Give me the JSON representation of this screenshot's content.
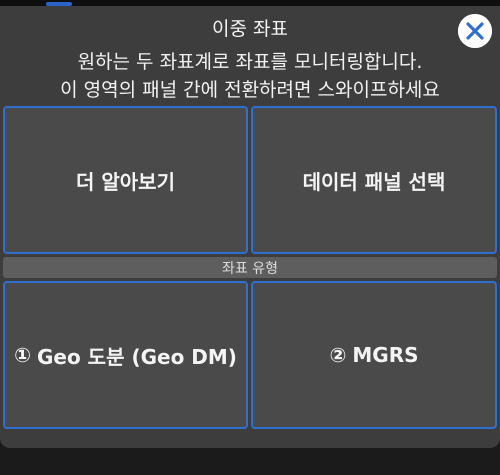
{
  "dialog": {
    "title": "이중 좌표",
    "subtitle_line1": "원하는 두 좌표계로 좌표를 모니터링합니다.",
    "subtitle_line2": "이 영역의 패널 간에 전환하려면 스와이프하세요"
  },
  "buttons": {
    "learn_more": "더 알아보기",
    "select_panel": "데이터 패널 선택"
  },
  "section": {
    "label": "좌표 유형"
  },
  "coordinate_types": [
    {
      "number": "①",
      "label": "Geo 도분 (Geo DM)"
    },
    {
      "number": "②",
      "label": "MGRS"
    }
  ],
  "icons": {
    "close": "close-icon"
  },
  "colors": {
    "accent": "#2f6fd0",
    "dialog_bg": "#3d3d3d",
    "panel_bg": "#4a4a4a"
  }
}
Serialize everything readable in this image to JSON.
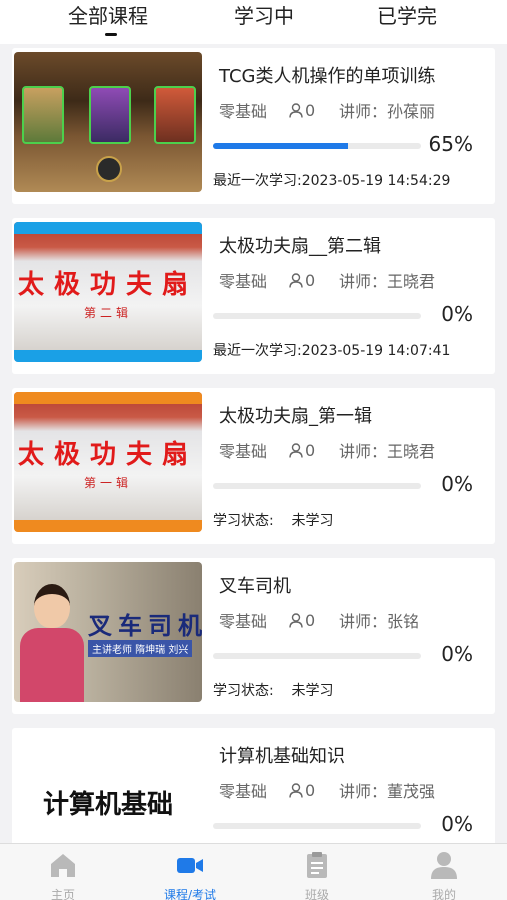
{
  "tabs": [
    {
      "label": "全部课程"
    },
    {
      "label": "学习中"
    },
    {
      "label": "已学完"
    }
  ],
  "courses": [
    {
      "title": "TCG类人机操作的单项训练",
      "level": "零基础",
      "students": "0",
      "teacher": "讲师：孙葆丽",
      "progress": 0.65,
      "progress_text": "65%",
      "footer": "最近一次学习:2023-05-19 14:54:29",
      "thumb_strip": ""
    },
    {
      "title": "太极功夫扇__第二辑",
      "level": "零基础",
      "students": "0",
      "teacher": "讲师：王晓君",
      "progress": 0,
      "progress_text": "0%",
      "footer": "最近一次学习:2023-05-19 14:07:41",
      "thumb_big": "太极功夫扇",
      "thumb_small": "第二辑",
      "band_color": "#1aa0e6"
    },
    {
      "title": "太极功夫扇_第一辑",
      "level": "零基础",
      "students": "0",
      "teacher": "讲师：王晓君",
      "progress": 0,
      "progress_text": "0%",
      "footer": "学习状态:    未学习",
      "thumb_big": "太极功夫扇",
      "thumb_small": "第一辑",
      "band_color": "#ef8a1f"
    },
    {
      "title": "叉车司机",
      "level": "零基础",
      "students": "0",
      "teacher": "讲师：张铭",
      "progress": 0,
      "progress_text": "0%",
      "footer": "学习状态:    未学习",
      "thumb_big": "叉车司机",
      "thumb_small": "主讲老师 隋坤瑞 刘兴"
    },
    {
      "title": "计算机基础知识",
      "level": "零基础",
      "students": "0",
      "teacher": "讲师：董茂强",
      "progress": 0,
      "progress_text": "0%",
      "thumb_big": "计算机基础"
    }
  ],
  "nav": [
    {
      "label": "主页",
      "icon": "home-icon"
    },
    {
      "label": "课程/考试",
      "icon": "video-camera-icon"
    },
    {
      "label": "班级",
      "icon": "clipboard-icon"
    },
    {
      "label": "我的",
      "icon": "user-icon"
    }
  ],
  "colors": {
    "accent": "#1f7ae8",
    "inactive": "#aaaaaa"
  }
}
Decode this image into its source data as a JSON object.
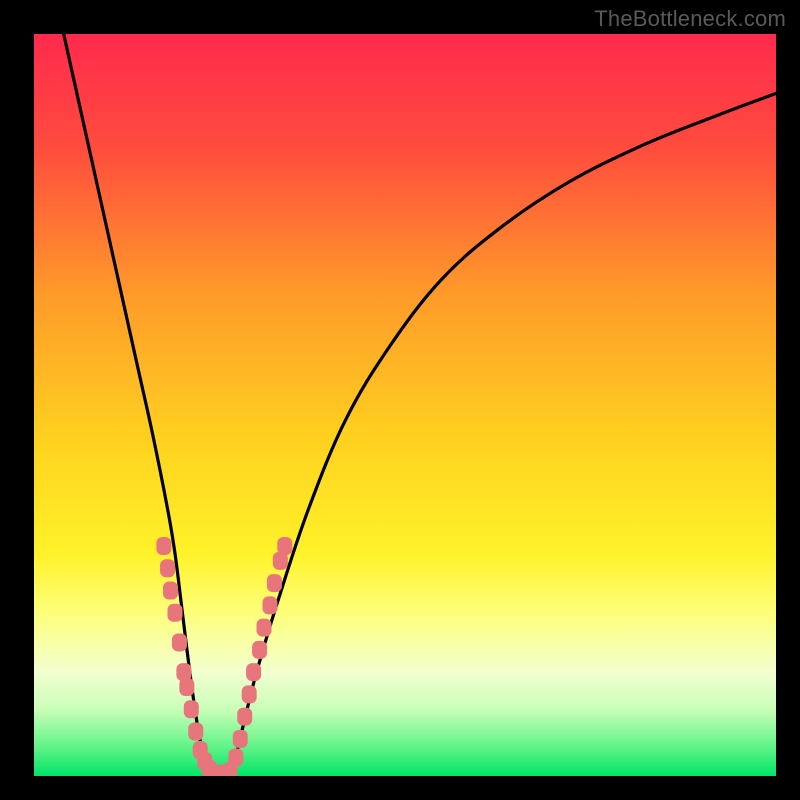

◆ Aim of the task ◆
Without the pictures, restate each entry exactly.

◆ Written answer ◆
Give me the JSON representation of this screenshot's content.
{
  "dialog": {
    "title": "이중 좌표",
    "subtitle_line1": "원하는 두 좌표계로 좌표를 모니터링합니다.",
    "subtitle_line2": "이 영역의 패널 간에 전환하려면 스와이프하세요"
  },
  "buttons": {
    "learn_more": "더 알아보기",
    "select_panel": "데이터 패널 선택"
  },
  "section": {
    "label": "좌표 유형"
  },
  "coordinate_types": [
    {
      "number": "①",
      "label": "Geo 도분 (Geo DM)"
    },
    {
      "number": "②",
      "label": "MGRS"
    }
  ],
  "icons": {
    "close": "close-icon"
  },
  "colors": {
    "accent": "#2f6fd0",
    "dialog_bg": "#3d3d3d",
    "panel_bg": "#4a4a4a"
  }
}
Serialize everything readable in this image to JSON.
{
  "tabs": [
    {
      "label": "全部课程"
    },
    {
      "label": "学习中"
    },
    {
      "label": "已学完"
    }
  ],
  "courses": [
    {
      "title": "TCG类人机操作的单项训练",
      "level": "零基础",
      "students": "0",
      "teacher": "讲师：孙葆丽",
      "progress": 0.65,
      "progress_text": "65%",
      "footer": "最近一次学习:2023-05-19 14:54:29",
      "thumb_strip": ""
    },
    {
      "title": "太极功夫扇__第二辑",
      "level": "零基础",
      "students": "0",
      "teacher": "讲师：王晓君",
      "progress": 0,
      "progress_text": "0%",
      "footer": "最近一次学习:2023-05-19 14:07:41",
      "thumb_big": "太极功夫扇",
      "thumb_small": "第二辑",
      "band_color": "#1aa0e6"
    },
    {
      "title": "太极功夫扇_第一辑",
      "level": "零基础",
      "students": "0",
      "teacher": "讲师：王晓君",
      "progress": 0,
      "progress_text": "0%",
      "footer": "学习状态:    未学习",
      "thumb_big": "太极功夫扇",
      "thumb_small": "第一辑",
      "band_color": "#ef8a1f"
    },
    {
      "title": "叉车司机",
      "level": "零基础",
      "students": "0",
      "teacher": "讲师：张铭",
      "progress": 0,
      "progress_text": "0%",
      "footer": "学习状态:    未学习",
      "thumb_big": "叉车司机",
      "thumb_small": "主讲老师 隋坤瑞 刘兴"
    },
    {
      "title": "计算机基础知识",
      "level": "零基础",
      "students": "0",
      "teacher": "讲师：董茂强",
      "progress": 0,
      "progress_text": "0%",
      "thumb_big": "计算机基础"
    }
  ],
  "nav": [
    {
      "label": "主页",
      "icon": "home-icon"
    },
    {
      "label": "课程/考试",
      "icon": "video-camera-icon"
    },
    {
      "label": "班级",
      "icon": "clipboard-icon"
    },
    {
      "label": "我的",
      "icon": "user-icon"
    }
  ],
  "colors": {
    "accent": "#1f7ae8",
    "inactive": "#aaaaaa"
  }
}
Decode this image into its source data as a JSON object.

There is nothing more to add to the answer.